[Given records — start]
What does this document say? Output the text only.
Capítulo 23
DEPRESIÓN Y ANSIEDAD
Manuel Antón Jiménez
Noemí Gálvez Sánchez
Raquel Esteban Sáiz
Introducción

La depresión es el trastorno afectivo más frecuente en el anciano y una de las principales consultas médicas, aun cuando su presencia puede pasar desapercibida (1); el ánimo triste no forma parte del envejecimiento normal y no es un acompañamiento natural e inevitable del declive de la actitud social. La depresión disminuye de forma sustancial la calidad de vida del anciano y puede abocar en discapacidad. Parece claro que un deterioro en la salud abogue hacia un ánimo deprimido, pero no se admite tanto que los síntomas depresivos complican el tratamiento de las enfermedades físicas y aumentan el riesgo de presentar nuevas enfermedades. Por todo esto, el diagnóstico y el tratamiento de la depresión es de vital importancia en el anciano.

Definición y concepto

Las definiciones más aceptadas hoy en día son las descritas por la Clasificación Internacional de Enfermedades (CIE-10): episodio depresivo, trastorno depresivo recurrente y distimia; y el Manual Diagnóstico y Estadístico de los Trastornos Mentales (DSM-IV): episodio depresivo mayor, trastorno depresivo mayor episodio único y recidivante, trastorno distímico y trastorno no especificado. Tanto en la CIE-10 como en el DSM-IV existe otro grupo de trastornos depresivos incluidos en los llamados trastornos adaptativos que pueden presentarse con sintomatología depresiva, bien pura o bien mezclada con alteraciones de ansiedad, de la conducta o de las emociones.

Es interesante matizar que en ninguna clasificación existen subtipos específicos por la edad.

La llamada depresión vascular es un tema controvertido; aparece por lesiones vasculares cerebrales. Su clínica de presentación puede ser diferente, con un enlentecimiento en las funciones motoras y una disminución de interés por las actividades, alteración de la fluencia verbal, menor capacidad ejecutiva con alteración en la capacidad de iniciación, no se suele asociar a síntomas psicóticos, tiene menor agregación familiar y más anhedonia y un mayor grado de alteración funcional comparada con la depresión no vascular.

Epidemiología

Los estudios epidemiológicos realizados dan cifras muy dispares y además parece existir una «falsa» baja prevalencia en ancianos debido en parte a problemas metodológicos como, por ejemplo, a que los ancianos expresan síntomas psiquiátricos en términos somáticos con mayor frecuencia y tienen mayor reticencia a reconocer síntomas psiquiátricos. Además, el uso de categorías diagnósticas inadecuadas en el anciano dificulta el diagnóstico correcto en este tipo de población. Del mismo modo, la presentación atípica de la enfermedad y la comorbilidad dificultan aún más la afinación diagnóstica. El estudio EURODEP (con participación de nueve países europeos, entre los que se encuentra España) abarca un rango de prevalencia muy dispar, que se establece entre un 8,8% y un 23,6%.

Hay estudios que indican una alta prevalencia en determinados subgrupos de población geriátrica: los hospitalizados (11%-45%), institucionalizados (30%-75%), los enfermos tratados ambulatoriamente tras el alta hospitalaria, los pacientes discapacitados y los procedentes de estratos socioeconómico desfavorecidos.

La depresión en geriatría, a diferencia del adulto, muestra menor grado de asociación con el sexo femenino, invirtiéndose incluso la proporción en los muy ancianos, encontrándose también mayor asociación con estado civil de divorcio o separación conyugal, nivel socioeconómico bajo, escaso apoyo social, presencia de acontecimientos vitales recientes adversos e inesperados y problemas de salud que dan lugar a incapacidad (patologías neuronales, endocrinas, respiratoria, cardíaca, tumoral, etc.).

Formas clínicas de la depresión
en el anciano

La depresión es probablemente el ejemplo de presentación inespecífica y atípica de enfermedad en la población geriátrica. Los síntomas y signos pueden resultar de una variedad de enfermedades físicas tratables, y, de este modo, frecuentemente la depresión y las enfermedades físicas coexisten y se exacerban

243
[Given records — finish]
- _Activity_
Find the word "geriátrica" in the entries above and gather every line that holds it.

- _Solved exercise_
Hay estudios que indican una alta prevalencia en determinados subgrupos de población geriátrica: los hospitalizados (11%-45%), institucionalizados (30%-75%), los enfermos tratados ambulatoriamente tras el alta hospitalaria, los pacientes discapacitados y los procedentes de estratos socioeconómico desfavorecidos.
La depresión es probablemente el ejemplo de presentación inespecífica y atípica de enfermedad en la población geriátrica. Los síntomas y signos pueden resultar de una variedad de enfermedades físicas tratables, y, de este modo, frecuentemente la depresión y las enfermedades físicas coexisten y se exacerban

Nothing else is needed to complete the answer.